[Provided data start]
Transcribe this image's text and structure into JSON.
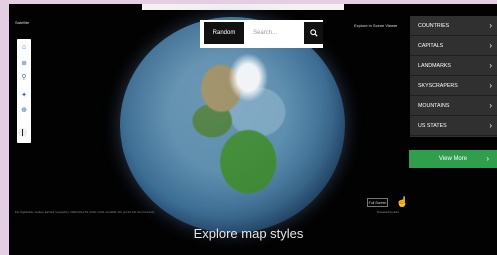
{
  "header": {
    "left_label": "Satellite",
    "right_label": "Explore in Scene Viewer"
  },
  "search": {
    "random_label": "Random",
    "placeholder": "Search...",
    "search_icon": "magnifier-icon"
  },
  "menu": {
    "items": [
      {
        "label": "COUNTRIES"
      },
      {
        "label": "CAPITALS"
      },
      {
        "label": "LANDMARKS"
      },
      {
        "label": "SKYSCRAPERS"
      },
      {
        "label": "MOUNTAINS"
      },
      {
        "label": "US STATES"
      }
    ],
    "view_more_label": "View More",
    "arrow": "›"
  },
  "controls": {
    "full_screen_label": "Full Screen",
    "powered_by": "Powered by Esri"
  },
  "footer": {
    "caption": "Explore map styles",
    "attribution": "Esri, DigitalGlobe, GeoEye, Earthstar Geographics, CNES/Airbus DS, USDA, USGS, AeroGRID, IGN, and the GIS User Community"
  }
}
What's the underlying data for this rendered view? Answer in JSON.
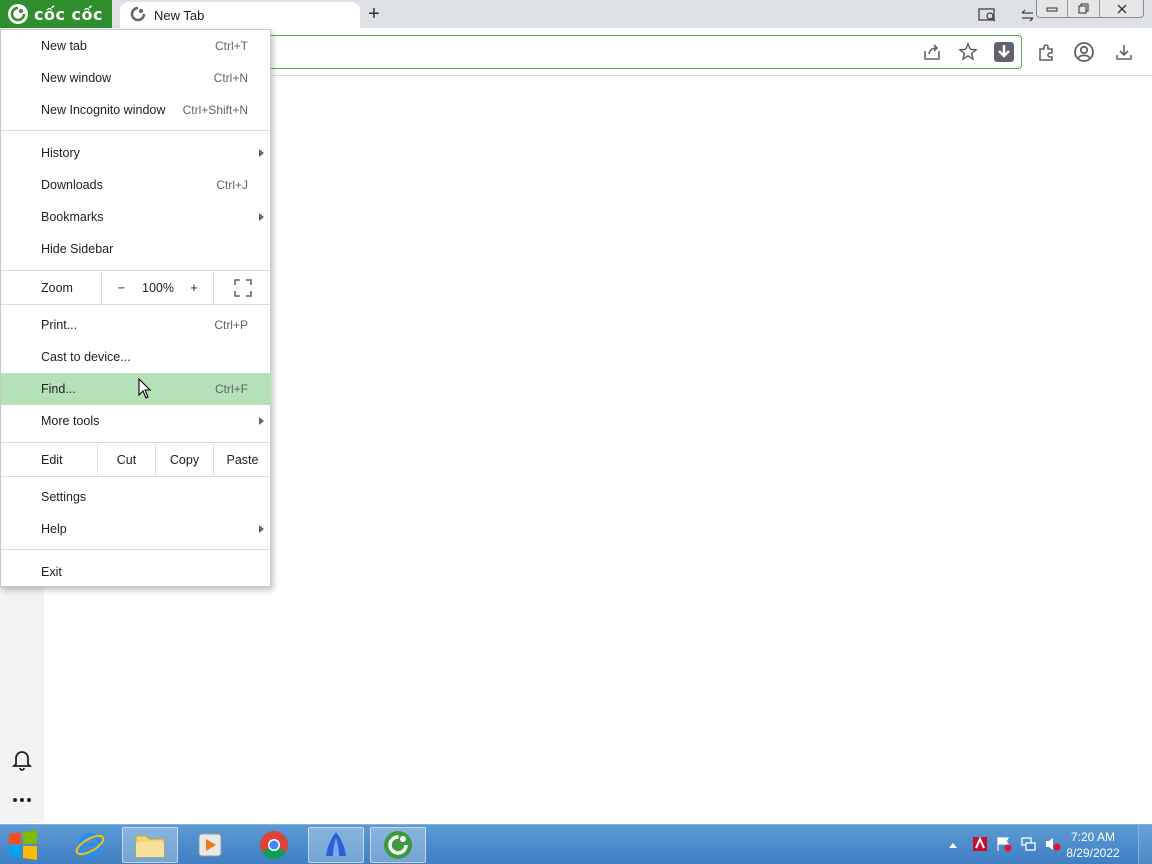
{
  "browser": {
    "brand_name": "cốc cốc",
    "active_tab_title": "New Tab",
    "new_tab_symbol": "+"
  },
  "menu": {
    "new_tab": {
      "label": "New tab",
      "shortcut": "Ctrl+T"
    },
    "new_window": {
      "label": "New window",
      "shortcut": "Ctrl+N"
    },
    "new_incognito": {
      "label": "New Incognito window",
      "shortcut": "Ctrl+Shift+N"
    },
    "history": {
      "label": "History"
    },
    "downloads": {
      "label": "Downloads",
      "shortcut": "Ctrl+J"
    },
    "bookmarks": {
      "label": "Bookmarks"
    },
    "hide_sidebar": {
      "label": "Hide Sidebar"
    },
    "zoom": {
      "label": "Zoom",
      "minus": "−",
      "value": "100%",
      "plus": "+"
    },
    "print": {
      "label": "Print...",
      "shortcut": "Ctrl+P"
    },
    "cast": {
      "label": "Cast to device..."
    },
    "find": {
      "label": "Find...",
      "shortcut": "Ctrl+F"
    },
    "more_tools": {
      "label": "More tools"
    },
    "edit": {
      "label": "Edit",
      "cut": "Cut",
      "copy": "Copy",
      "paste": "Paste"
    },
    "settings": {
      "label": "Settings"
    },
    "help": {
      "label": "Help"
    },
    "exit": {
      "label": "Exit"
    }
  },
  "taskbar": {
    "time": "7:20 AM",
    "date": "8/29/2022"
  },
  "colors": {
    "brand_green": "#2f8f2f",
    "menu_highlight": "#b5e1b9",
    "taskbar_blue": "#4a8bcb"
  }
}
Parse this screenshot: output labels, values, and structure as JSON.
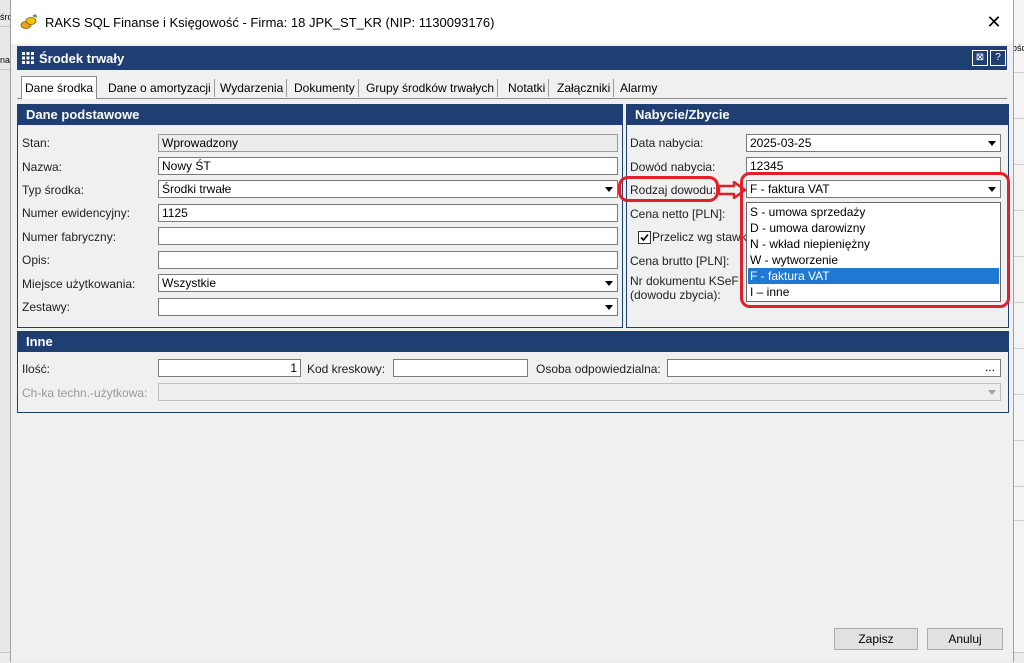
{
  "window": {
    "title": "RAKS SQL Finanse i Księgowość - Firma: 18 JPK_ST_KR (NIP: 1130093176)"
  },
  "background": {
    "left_texts": [
      "śro",
      "nal"
    ],
    "right_text": "ośc"
  },
  "form": {
    "title": "Środek trwały"
  },
  "tabs": [
    "Dane środka",
    "Dane o amortyzacji",
    "Wydarzenia",
    "Dokumenty",
    "Grupy środków trwałych",
    "Notatki",
    "Załączniki",
    "Alarmy"
  ],
  "basic": {
    "header": "Dane podstawowe",
    "stan_label": "Stan:",
    "stan_value": "Wprowadzony",
    "nazwa_label": "Nazwa:",
    "nazwa_value": "Nowy ŚT",
    "typ_label": "Typ środka:",
    "typ_value": "Środki trwałe",
    "numer_ew_label": "Numer ewidencyjny:",
    "numer_ew_value": "1125",
    "numer_fabr_label": "Numer fabryczny:",
    "opis_label": "Opis:",
    "miejsce_label": "Miejsce użytkowania:",
    "miejsce_value": "Wszystkie",
    "zestawy_label": "Zestawy:"
  },
  "acq": {
    "header": "Nabycie/Zbycie",
    "data_label": "Data nabycia:",
    "data_value": "2025-03-25",
    "dowod_label": "Dowód nabycia:",
    "dowod_value": "12345",
    "rodzaj_label": "Rodzaj dowodu:",
    "rodzaj_value": "F - faktura VAT",
    "cena_netto_label": "Cena netto [PLN]:",
    "przelicz_label": "Przelicz wg stawki",
    "cena_brutto_label": "Cena brutto [PLN]:",
    "ksef_label_1": "Nr dokumentu KSeF",
    "ksef_label_2": "(dowodu zbycia):",
    "options": [
      "S - umowa sprzedaży",
      "D - umowa darowizny",
      "N - wkład niepieniężny",
      "W - wytworzenie",
      "F - faktura VAT",
      "I – inne"
    ],
    "selected_option": 4
  },
  "other": {
    "header": "Inne",
    "ilosc_label": "Ilość:",
    "ilosc_value": "1",
    "kod_label": "Kod kreskowy:",
    "osoba_label": "Osoba odpowiedzialna:",
    "osoba_btn": "...",
    "chka_label": "Ch-ka techn.-użytkowa:"
  },
  "buttons": {
    "save": "Zapisz",
    "cancel": "Anuluj"
  },
  "colors": {
    "header_blue": "#1f3f73",
    "selection_blue": "#1f78d1",
    "highlight_red": "#e2202a"
  },
  "icons": {
    "app": "coins-icon",
    "close": "close-icon",
    "grid": "grid-icon"
  }
}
[Provided data end]
What you have to do: Write out each entry exactly as given, but skip the pictures.

Solution to the problem:
Transcribe this image's text and structure into JSON.
{
  "header": {
    "left_label": "Satellite",
    "right_label": "Explore in Scene Viewer"
  },
  "search": {
    "random_label": "Random",
    "placeholder": "Search...",
    "search_icon": "magnifier-icon"
  },
  "menu": {
    "items": [
      {
        "label": "COUNTRIES"
      },
      {
        "label": "CAPITALS"
      },
      {
        "label": "LANDMARKS"
      },
      {
        "label": "SKYSCRAPERS"
      },
      {
        "label": "MOUNTAINS"
      },
      {
        "label": "US STATES"
      }
    ],
    "view_more_label": "View More",
    "arrow": "›"
  },
  "controls": {
    "full_screen_label": "Full Screen",
    "powered_by": "Powered by Esri"
  },
  "footer": {
    "caption": "Explore map styles",
    "attribution": "Esri, DigitalGlobe, GeoEye, Earthstar Geographics, CNES/Airbus DS, USDA, USGS, AeroGRID, IGN, and the GIS User Community"
  }
}
What's the underlying data for this rendered view? Answer in JSON.
{
  "browser": {
    "brand_name": "cốc cốc",
    "active_tab_title": "New Tab",
    "new_tab_symbol": "+"
  },
  "menu": {
    "new_tab": {
      "label": "New tab",
      "shortcut": "Ctrl+T"
    },
    "new_window": {
      "label": "New window",
      "shortcut": "Ctrl+N"
    },
    "new_incognito": {
      "label": "New Incognito window",
      "shortcut": "Ctrl+Shift+N"
    },
    "history": {
      "label": "History"
    },
    "downloads": {
      "label": "Downloads",
      "shortcut": "Ctrl+J"
    },
    "bookmarks": {
      "label": "Bookmarks"
    },
    "hide_sidebar": {
      "label": "Hide Sidebar"
    },
    "zoom": {
      "label": "Zoom",
      "minus": "−",
      "value": "100%",
      "plus": "+"
    },
    "print": {
      "label": "Print...",
      "shortcut": "Ctrl+P"
    },
    "cast": {
      "label": "Cast to device..."
    },
    "find": {
      "label": "Find...",
      "shortcut": "Ctrl+F"
    },
    "more_tools": {
      "label": "More tools"
    },
    "edit": {
      "label": "Edit",
      "cut": "Cut",
      "copy": "Copy",
      "paste": "Paste"
    },
    "settings": {
      "label": "Settings"
    },
    "help": {
      "label": "Help"
    },
    "exit": {
      "label": "Exit"
    }
  },
  "taskbar": {
    "time": "7:20 AM",
    "date": "8/29/2022"
  },
  "colors": {
    "brand_green": "#2f8f2f",
    "menu_highlight": "#b5e1b9",
    "taskbar_blue": "#4a8bcb"
  }
}
Parse this screenshot: output labels, values, and structure as JSON.
{
  "window": {
    "title": "RAKS SQL Finanse i Księgowość - Firma: 18 JPK_ST_KR (NIP: 1130093176)"
  },
  "background": {
    "left_texts": [
      "śro",
      "nal"
    ],
    "right_text": "ośc"
  },
  "form": {
    "title": "Środek trwały"
  },
  "tabs": [
    "Dane środka",
    "Dane o amortyzacji",
    "Wydarzenia",
    "Dokumenty",
    "Grupy środków trwałych",
    "Notatki",
    "Załączniki",
    "Alarmy"
  ],
  "basic": {
    "header": "Dane podstawowe",
    "stan_label": "Stan:",
    "stan_value": "Wprowadzony",
    "nazwa_label": "Nazwa:",
    "nazwa_value": "Nowy ŚT",
    "typ_label": "Typ środka:",
    "typ_value": "Środki trwałe",
    "numer_ew_label": "Numer ewidencyjny:",
    "numer_ew_value": "1125",
    "numer_fabr_label": "Numer fabryczny:",
    "opis_label": "Opis:",
    "miejsce_label": "Miejsce użytkowania:",
    "miejsce_value": "Wszystkie",
    "zestawy_label": "Zestawy:"
  },
  "acq": {
    "header": "Nabycie/Zbycie",
    "data_label": "Data nabycia:",
    "data_value": "2025-03-25",
    "dowod_label": "Dowód nabycia:",
    "dowod_value": "12345",
    "rodzaj_label": "Rodzaj dowodu:",
    "rodzaj_value": "F - faktura VAT",
    "cena_netto_label": "Cena netto [PLN]:",
    "przelicz_label": "Przelicz wg stawki",
    "cena_brutto_label": "Cena brutto [PLN]:",
    "ksef_label_1": "Nr dokumentu KSeF",
    "ksef_label_2": "(dowodu zbycia):",
    "options": [
      "S - umowa sprzedaży",
      "D - umowa darowizny",
      "N - wkład niepieniężny",
      "W - wytworzenie",
      "F - faktura VAT",
      "I – inne"
    ],
    "selected_option": 4
  },
  "other": {
    "header": "Inne",
    "ilosc_label": "Ilość:",
    "ilosc_value": "1",
    "kod_label": "Kod kreskowy:",
    "osoba_label": "Osoba odpowiedzialna:",
    "osoba_btn": "...",
    "chka_label": "Ch-ka techn.-użytkowa:"
  },
  "buttons": {
    "save": "Zapisz",
    "cancel": "Anuluj"
  },
  "colors": {
    "header_blue": "#1f3f73",
    "selection_blue": "#1f78d1",
    "highlight_red": "#e2202a"
  },
  "icons": {
    "app": "coins-icon",
    "close": "close-icon",
    "grid": "grid-icon"
  }
}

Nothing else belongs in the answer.